Return the records exactly as they are.

————————

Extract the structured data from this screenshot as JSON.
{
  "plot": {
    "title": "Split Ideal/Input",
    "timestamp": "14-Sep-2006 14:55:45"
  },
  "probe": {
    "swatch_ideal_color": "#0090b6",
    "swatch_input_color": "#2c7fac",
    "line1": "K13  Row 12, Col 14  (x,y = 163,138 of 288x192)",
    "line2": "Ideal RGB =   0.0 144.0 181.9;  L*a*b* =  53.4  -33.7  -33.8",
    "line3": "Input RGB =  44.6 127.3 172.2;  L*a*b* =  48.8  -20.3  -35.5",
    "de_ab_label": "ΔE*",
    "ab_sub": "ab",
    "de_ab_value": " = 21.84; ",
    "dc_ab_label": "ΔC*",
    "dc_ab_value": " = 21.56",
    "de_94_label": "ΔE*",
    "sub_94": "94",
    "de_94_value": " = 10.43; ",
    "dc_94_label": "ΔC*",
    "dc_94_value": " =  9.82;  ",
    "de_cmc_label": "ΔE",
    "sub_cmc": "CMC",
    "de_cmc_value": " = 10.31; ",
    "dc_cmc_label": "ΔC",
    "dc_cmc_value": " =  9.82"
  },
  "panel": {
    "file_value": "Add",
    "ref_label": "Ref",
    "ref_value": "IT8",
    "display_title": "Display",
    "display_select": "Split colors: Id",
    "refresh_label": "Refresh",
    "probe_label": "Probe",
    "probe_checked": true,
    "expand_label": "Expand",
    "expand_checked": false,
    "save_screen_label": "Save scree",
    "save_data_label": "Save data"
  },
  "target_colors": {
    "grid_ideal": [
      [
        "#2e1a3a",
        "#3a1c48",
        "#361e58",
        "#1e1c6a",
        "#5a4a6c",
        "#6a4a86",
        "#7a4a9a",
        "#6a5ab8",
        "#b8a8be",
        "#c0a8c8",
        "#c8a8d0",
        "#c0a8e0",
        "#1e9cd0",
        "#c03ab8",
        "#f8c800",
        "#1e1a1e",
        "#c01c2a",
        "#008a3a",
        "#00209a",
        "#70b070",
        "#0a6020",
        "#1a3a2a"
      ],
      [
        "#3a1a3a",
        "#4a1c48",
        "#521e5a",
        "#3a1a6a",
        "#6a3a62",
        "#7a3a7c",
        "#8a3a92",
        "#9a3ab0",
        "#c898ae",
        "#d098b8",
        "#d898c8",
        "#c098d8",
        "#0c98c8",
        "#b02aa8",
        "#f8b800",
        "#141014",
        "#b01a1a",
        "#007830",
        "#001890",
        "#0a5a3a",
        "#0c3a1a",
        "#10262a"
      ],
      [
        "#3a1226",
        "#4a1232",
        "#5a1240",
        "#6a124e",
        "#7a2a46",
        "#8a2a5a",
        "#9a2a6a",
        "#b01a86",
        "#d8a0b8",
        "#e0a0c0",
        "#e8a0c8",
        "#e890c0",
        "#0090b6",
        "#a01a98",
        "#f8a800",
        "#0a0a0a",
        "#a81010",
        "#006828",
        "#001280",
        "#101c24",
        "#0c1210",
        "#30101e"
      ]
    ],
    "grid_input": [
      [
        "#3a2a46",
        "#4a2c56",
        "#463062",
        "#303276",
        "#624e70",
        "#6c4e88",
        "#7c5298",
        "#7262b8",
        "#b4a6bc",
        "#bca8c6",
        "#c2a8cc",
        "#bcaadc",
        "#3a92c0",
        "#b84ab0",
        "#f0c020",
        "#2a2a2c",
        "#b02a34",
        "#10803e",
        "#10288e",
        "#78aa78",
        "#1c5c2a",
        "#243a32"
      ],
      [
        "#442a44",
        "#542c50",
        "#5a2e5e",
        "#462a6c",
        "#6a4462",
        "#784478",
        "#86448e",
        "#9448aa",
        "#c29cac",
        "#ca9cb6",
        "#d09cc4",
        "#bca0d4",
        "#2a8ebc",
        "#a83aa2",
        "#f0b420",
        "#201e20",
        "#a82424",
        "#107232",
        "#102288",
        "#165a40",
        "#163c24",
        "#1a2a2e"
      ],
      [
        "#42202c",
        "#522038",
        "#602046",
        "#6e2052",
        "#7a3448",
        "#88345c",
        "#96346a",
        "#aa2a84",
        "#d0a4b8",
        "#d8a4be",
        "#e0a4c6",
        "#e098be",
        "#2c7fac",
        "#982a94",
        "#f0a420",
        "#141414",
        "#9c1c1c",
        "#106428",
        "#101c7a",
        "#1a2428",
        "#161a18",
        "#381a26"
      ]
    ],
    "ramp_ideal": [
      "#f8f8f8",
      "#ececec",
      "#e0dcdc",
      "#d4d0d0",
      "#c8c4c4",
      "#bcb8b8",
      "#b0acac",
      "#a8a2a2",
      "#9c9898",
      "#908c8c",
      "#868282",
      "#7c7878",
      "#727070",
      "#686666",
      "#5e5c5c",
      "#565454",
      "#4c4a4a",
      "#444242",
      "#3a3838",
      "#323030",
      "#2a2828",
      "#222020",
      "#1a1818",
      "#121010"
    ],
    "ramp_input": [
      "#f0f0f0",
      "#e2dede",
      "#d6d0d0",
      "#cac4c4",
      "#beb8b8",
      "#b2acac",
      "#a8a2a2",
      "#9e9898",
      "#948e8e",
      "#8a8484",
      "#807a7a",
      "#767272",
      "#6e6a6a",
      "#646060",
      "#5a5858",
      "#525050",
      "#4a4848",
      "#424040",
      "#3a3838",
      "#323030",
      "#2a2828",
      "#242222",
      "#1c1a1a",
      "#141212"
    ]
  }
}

————————

__Response for this exercise__
Extract the structured data from this screenshot as JSON.
{
  "plot": {
    "title": "Split Ideal/Input",
    "timestamp": "14-Sep-2006 14:55:45"
  },
  "probe": {
    "swatch_ideal_color": "#0090b6",
    "swatch_input_color": "#2c7fac",
    "line1": "K13  Row 12, Col 14  (x,y = 163,138 of 288x192)",
    "line2": "Ideal RGB =   0.0 144.0 181.9;  L*a*b* =  53.4  -33.7  -33.8",
    "line3": "Input RGB =  44.6 127.3 172.2;  L*a*b* =  48.8  -20.3  -35.5",
    "de_ab_label": "ΔE*",
    "ab_sub": "ab",
    "de_ab_value": " = 21.84; ",
    "dc_ab_label": "ΔC*",
    "dc_ab_value": " = 21.56",
    "de_94_label": "ΔE*",
    "sub_94": "94",
    "de_94_value": " = 10.43; ",
    "dc_94_label": "ΔC*",
    "dc_94_value": " =  9.82;  ",
    "de_cmc_label": "ΔE",
    "sub_cmc": "CMC",
    "de_cmc_value": " = 10.31; ",
    "dc_cmc_label": "ΔC",
    "dc_cmc_value": " =  9.82"
  },
  "panel": {
    "file_value": "Add",
    "ref_label": "Ref",
    "ref_value": "IT8",
    "display_title": "Display",
    "display_select": "Split colors: Id",
    "refresh_label": "Refresh",
    "probe_label": "Probe",
    "probe_checked": true,
    "expand_label": "Expand",
    "expand_checked": false,
    "save_screen_label": "Save scree",
    "save_data_label": "Save data"
  },
  "target_colors": {
    "grid_ideal": [
      [
        "#2e1a3a",
        "#3a1c48",
        "#361e58",
        "#1e1c6a",
        "#5a4a6c",
        "#6a4a86",
        "#7a4a9a",
        "#6a5ab8",
        "#b8a8be",
        "#c0a8c8",
        "#c8a8d0",
        "#c0a8e0",
        "#1e9cd0",
        "#c03ab8",
        "#f8c800",
        "#1e1a1e",
        "#c01c2a",
        "#008a3a",
        "#00209a",
        "#70b070",
        "#0a6020",
        "#1a3a2a"
      ],
      [
        "#3a1a3a",
        "#4a1c48",
        "#521e5a",
        "#3a1a6a",
        "#6a3a62",
        "#7a3a7c",
        "#8a3a92",
        "#9a3ab0",
        "#c898ae",
        "#d098b8",
        "#d898c8",
        "#c098d8",
        "#0c98c8",
        "#b02aa8",
        "#f8b800",
        "#141014",
        "#b01a1a",
        "#007830",
        "#001890",
        "#0a5a3a",
        "#0c3a1a",
        "#10262a"
      ],
      [
        "#3a1226",
        "#4a1232",
        "#5a1240",
        "#6a124e",
        "#7a2a46",
        "#8a2a5a",
        "#9a2a6a",
        "#b01a86",
        "#d8a0b8",
        "#e0a0c0",
        "#e8a0c8",
        "#e890c0",
        "#0090b6",
        "#a01a98",
        "#f8a800",
        "#0a0a0a",
        "#a81010",
        "#006828",
        "#001280",
        "#101c24",
        "#0c1210",
        "#30101e"
      ]
    ],
    "grid_input": [
      [
        "#3a2a46",
        "#4a2c56",
        "#463062",
        "#303276",
        "#624e70",
        "#6c4e88",
        "#7c5298",
        "#7262b8",
        "#b4a6bc",
        "#bca8c6",
        "#c2a8cc",
        "#bcaadc",
        "#3a92c0",
        "#b84ab0",
        "#f0c020",
        "#2a2a2c",
        "#b02a34",
        "#10803e",
        "#10288e",
        "#78aa78",
        "#1c5c2a",
        "#243a32"
      ],
      [
        "#442a44",
        "#542c50",
        "#5a2e5e",
        "#462a6c",
        "#6a4462",
        "#784478",
        "#86448e",
        "#9448aa",
        "#c29cac",
        "#ca9cb6",
        "#d09cc4",
        "#bca0d4",
        "#2a8ebc",
        "#a83aa2",
        "#f0b420",
        "#201e20",
        "#a82424",
        "#107232",
        "#102288",
        "#165a40",
        "#163c24",
        "#1a2a2e"
      ],
      [
        "#42202c",
        "#522038",
        "#602046",
        "#6e2052",
        "#7a3448",
        "#88345c",
        "#96346a",
        "#aa2a84",
        "#d0a4b8",
        "#d8a4be",
        "#e0a4c6",
        "#e098be",
        "#2c7fac",
        "#982a94",
        "#f0a420",
        "#141414",
        "#9c1c1c",
        "#106428",
        "#101c7a",
        "#1a2428",
        "#161a18",
        "#381a26"
      ]
    ],
    "ramp_ideal": [
      "#f8f8f8",
      "#ececec",
      "#e0dcdc",
      "#d4d0d0",
      "#c8c4c4",
      "#bcb8b8",
      "#b0acac",
      "#a8a2a2",
      "#9c9898",
      "#908c8c",
      "#868282",
      "#7c7878",
      "#727070",
      "#686666",
      "#5e5c5c",
      "#565454",
      "#4c4a4a",
      "#444242",
      "#3a3838",
      "#323030",
      "#2a2828",
      "#222020",
      "#1a1818",
      "#121010"
    ],
    "ramp_input": [
      "#f0f0f0",
      "#e2dede",
      "#d6d0d0",
      "#cac4c4",
      "#beb8b8",
      "#b2acac",
      "#a8a2a2",
      "#9e9898",
      "#948e8e",
      "#8a8484",
      "#807a7a",
      "#767272",
      "#6e6a6a",
      "#646060",
      "#5a5858",
      "#525050",
      "#4a4848",
      "#424040",
      "#3a3838",
      "#323030",
      "#2a2828",
      "#242222",
      "#1c1a1a",
      "#141212"
    ]
  }
}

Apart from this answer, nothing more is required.